◆ ASSIGNMENT ◆
Write the next part of the separation agreement letter below, picking up right after its final sentence.

EXHIBIT 10.1
May 17, 2005
VIA HAND DELIVERY
Donald M. Muir
c/o 132 Fairgrounds Road
West Kingston, RI 02892
Dear Don:
This will confirm that you have resigned your employment with American Power Conversion Corporation and its subsidiaries (collectively “APC”) to pursue other interests, effective as of May 17, 2005 (the “Resignation Date”). As of the Resignation Date, your salary will cease, and any entitlement you have or might have under an APC-provided benefit plan, program or practice will terminate, except as otherwise required by federal or state law. This letter agreement (“Agreement”) spells out the terms of your separation from employment with APC.
1. In consideration for your execution of this Agreement, including specifically the release provisions in Section 3, APC agrees to the following:
(a) You will be paid an aggregate of $500,000 in severance pay, minus any applicable federal, state and/or local taxes, deductions and withholdings, and any other agreed-upon deductions, in accordance with APC’s normal payroll practices, in eight (8) equal monthly installments of $62,500, commencing in the pay period following APC’s receipt of this Agreement signed by you.
(b) You have the right under federal legislation, commonly referred to as “COBRA”, to continue participation in APC’s group health insurance plans (medical, dental) at your expense for a period of up to 18 months after termination of employment with APC, subject to limitations on that right imposed by COBRA. Although not obligated to do so, APC will pay your health insurance premiums for the twelve (12) months that follow the month in which the Resignation Date falls or until you are eligible for other health insurance coverage by virtue of becoming employed, whichever comes first. At the conclusion of the 12-month period, you will be permitted to continue participation in the group health insurance plans by payment of the entire appropriate monthly premium for the remainder of the 18-month COBRA period (subject to the limitations on that right imposed by COBRA). You understand that, in accordance with COBRA, APC’s obligations under this paragraph may terminate in any event if you are not eligible or become covered by another health insurance plan prior to the end of the 18-month period following your termination of employment. Documents relating to your COBRA rights will be provided separately.
2. You understand and agree that the payments and benefits offered to you in Section 1 of this Agreement are in addition to any payments or benefits to which you are otherwise entitled because of your employment with the Company.

[Dataset excerpts]
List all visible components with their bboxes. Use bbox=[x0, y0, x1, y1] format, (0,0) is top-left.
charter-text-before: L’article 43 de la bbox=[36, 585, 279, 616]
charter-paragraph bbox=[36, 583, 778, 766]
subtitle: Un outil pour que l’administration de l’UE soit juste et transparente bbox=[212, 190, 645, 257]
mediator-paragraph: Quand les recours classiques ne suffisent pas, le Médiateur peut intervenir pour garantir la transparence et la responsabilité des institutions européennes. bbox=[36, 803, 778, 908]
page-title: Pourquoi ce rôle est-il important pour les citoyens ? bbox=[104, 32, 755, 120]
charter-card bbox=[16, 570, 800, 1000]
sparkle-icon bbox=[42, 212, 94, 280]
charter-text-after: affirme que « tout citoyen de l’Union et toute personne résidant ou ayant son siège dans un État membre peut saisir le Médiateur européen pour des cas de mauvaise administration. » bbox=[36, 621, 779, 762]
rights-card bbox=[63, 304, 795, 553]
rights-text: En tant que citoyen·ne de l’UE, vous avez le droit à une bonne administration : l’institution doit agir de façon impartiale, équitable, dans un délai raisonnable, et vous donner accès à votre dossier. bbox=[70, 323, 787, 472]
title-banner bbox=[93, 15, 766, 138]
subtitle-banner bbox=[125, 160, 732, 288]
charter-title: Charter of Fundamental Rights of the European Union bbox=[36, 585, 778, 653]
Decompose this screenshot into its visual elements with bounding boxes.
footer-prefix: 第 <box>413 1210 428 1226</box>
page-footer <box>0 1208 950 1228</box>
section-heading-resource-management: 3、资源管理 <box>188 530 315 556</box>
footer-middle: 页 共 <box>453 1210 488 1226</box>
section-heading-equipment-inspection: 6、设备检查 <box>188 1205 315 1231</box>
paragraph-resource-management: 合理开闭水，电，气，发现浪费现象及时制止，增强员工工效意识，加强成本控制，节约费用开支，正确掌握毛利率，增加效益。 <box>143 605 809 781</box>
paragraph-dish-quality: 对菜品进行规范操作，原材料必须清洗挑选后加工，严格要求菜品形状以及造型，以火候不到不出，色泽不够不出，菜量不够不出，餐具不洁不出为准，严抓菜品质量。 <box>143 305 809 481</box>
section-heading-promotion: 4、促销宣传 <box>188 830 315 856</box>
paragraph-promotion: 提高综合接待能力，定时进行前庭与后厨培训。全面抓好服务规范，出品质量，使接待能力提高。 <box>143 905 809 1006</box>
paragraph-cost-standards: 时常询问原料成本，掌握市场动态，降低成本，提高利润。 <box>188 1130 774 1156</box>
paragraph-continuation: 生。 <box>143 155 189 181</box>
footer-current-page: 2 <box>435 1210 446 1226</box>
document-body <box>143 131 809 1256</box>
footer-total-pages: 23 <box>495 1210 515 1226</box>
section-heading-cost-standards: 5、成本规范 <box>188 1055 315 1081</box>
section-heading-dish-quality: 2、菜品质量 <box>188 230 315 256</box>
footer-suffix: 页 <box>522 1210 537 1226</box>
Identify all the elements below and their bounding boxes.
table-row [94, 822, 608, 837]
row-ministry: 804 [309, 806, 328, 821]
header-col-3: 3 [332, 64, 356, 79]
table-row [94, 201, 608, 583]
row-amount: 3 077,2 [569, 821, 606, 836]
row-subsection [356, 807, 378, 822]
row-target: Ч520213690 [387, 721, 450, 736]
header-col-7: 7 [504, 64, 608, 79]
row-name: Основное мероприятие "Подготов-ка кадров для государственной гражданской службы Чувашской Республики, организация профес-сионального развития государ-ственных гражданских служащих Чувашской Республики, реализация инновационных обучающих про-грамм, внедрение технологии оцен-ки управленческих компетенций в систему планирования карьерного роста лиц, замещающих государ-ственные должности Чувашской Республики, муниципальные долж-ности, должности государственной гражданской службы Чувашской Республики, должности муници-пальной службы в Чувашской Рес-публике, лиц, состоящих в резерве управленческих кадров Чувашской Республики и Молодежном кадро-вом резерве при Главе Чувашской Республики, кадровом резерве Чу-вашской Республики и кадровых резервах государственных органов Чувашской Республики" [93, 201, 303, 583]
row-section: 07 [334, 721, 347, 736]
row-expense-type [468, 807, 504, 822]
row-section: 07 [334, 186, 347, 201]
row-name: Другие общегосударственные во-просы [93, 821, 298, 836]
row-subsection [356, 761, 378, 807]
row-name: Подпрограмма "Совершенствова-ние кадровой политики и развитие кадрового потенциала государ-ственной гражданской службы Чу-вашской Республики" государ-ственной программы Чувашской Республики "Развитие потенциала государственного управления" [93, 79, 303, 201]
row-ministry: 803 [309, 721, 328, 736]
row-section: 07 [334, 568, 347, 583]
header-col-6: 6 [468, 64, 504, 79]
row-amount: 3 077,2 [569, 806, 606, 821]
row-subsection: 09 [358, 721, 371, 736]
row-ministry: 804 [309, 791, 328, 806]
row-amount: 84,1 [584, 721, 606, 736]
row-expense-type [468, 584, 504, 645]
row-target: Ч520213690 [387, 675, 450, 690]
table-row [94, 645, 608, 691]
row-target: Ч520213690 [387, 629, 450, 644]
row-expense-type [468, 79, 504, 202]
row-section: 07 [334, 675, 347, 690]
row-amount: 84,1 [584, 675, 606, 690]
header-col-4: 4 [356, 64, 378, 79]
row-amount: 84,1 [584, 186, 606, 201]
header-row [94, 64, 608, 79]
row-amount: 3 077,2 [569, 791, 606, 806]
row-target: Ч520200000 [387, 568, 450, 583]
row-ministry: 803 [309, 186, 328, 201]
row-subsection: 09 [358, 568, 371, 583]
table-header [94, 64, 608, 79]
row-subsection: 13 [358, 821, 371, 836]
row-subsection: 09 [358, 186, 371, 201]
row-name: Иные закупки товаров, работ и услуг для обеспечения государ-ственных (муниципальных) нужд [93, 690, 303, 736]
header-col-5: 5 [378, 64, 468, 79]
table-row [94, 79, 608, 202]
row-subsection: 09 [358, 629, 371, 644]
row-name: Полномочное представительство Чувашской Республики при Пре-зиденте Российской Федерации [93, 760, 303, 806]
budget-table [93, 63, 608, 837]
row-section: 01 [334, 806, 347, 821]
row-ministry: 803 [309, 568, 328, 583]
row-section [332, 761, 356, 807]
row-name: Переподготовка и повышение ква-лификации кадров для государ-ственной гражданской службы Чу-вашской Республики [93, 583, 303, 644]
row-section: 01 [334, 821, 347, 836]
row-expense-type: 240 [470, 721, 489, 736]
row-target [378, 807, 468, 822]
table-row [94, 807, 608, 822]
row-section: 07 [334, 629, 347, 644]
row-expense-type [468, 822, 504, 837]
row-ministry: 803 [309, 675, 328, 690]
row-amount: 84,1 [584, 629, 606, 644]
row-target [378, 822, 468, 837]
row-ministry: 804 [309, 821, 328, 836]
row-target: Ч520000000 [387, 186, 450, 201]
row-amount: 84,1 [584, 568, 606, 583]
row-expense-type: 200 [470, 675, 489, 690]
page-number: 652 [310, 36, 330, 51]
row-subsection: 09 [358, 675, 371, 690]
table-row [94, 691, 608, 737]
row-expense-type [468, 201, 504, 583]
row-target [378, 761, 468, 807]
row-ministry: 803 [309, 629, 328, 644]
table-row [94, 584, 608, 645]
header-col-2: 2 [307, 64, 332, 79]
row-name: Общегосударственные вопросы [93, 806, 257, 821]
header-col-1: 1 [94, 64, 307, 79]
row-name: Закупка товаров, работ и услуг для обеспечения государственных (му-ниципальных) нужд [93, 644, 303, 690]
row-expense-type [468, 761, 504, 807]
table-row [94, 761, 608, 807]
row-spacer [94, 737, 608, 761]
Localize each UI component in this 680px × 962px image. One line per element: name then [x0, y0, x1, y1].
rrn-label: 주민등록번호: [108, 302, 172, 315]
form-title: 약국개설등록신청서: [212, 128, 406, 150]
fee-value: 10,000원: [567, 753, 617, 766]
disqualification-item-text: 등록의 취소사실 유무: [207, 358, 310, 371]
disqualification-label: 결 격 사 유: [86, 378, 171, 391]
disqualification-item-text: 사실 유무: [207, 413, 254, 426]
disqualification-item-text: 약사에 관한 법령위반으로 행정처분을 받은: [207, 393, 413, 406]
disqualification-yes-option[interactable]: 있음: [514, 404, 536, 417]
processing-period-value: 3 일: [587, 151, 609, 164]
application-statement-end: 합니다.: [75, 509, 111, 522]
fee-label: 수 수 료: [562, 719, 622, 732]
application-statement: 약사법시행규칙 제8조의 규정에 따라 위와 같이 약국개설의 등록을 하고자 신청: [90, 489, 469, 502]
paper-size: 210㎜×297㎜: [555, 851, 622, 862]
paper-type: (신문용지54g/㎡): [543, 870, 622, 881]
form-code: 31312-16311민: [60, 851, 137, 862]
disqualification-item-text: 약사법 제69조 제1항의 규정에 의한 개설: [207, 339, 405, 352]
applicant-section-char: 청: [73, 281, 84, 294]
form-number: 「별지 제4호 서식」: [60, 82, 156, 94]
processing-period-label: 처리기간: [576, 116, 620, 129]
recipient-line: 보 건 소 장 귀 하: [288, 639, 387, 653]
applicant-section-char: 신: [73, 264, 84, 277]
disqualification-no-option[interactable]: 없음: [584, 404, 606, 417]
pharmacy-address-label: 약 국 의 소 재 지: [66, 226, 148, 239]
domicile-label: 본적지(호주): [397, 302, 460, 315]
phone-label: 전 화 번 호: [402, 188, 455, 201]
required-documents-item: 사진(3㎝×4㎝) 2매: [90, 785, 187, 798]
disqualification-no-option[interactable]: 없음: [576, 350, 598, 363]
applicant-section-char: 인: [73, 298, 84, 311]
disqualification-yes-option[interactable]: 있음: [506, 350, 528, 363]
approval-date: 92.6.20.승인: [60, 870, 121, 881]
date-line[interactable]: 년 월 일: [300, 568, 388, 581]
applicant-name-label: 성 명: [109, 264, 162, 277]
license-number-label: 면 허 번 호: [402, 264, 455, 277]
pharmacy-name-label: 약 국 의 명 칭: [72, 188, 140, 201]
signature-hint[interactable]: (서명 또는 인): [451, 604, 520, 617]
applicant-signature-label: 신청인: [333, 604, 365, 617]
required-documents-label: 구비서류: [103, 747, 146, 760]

◆ RESULT FOR THIS EXERCISE ◆
3. (a) In exchange for the amounts described in Section 1 of this Agreement, and other good and valuable consideration, you knowingly and voluntarily agree that you, your representatives, agents, estate, heirs, successors and assigns absolutely and unconditionally release, indemnify, hold harmless and forever discharge the Company and its parent, subsidiaries, divisions, affiliates, successors and/or assigns and their respective current and/or former officers, directors, shareholders, agents, and employees, both individually and in their official capacities (collectively referred to throughout this Agreement as the “Releasees”), of and from any and all actions, causes of action, suits, claims, complaints, liabilities, agreements, promises, contracts, torts, damages, controversies, judgments, rights and demands, whether existing or contingent, known or unknown, which you have or may have against the Releasees, including, but not limited to: (i) any and all claims arising out of or in connection with your employment, change in employment, resignation or termination; (ii) any and all claims based on any federal, state or local law, constitution or regulation dealing with employment, employment discrimination, retaliation and/or employment benefits such as those laws or regulations concerning discrimination on the basis of race, color, creed, religion, age, sex, sex harassment, sexual orientation, marital status, national origin, ancestry, handicap or disability, family or medical leave, veteran status or any military service or application for military service; (iii) any and all claims based on any alleged public policy, contract (whether oral or written, express or implied), tort, or any other statutory or common law claim of any nature whatsoever; and/or (iv) any allegation for costs, fees, or other expenses including attorneys’ fees incurred in these matters. This provision is intended by you to be all-encompassing and to act as a full and total release of any and all claims, whether specifically enumerated herein or not, that you and your representatives, agents, estate, heirs, successors and assigns have, may have or have had against the Releasees from the beginning of the world to the date of this Agreement.
(b) You not only release and discharge the Releasees from any and all claims as stated above that you could make on your own behalf or on behalf of others, but you also specifically waive any right to recover any award(s) as a member of any class in a case in which any claim(s) against the Releasees are made, including, without limitation, claims involving any matters arising out of your employment with, change in employment status with, or resignation/termination from employment with APC.
(c) The amounts set forth above in Section 1 shall be complete and unconditional payment, settlement, accord and/or satisfaction with respect to all obligations and liabilities of Releasees to you, including, without limitation, all claims for wages, salary, draws, incentive pay, bonuses, stock and stock options, restricted stock or restricted stock units, commissions, severance pay, any and all other forms of compensation or benefits, attorney’s fees, or other costs or sums.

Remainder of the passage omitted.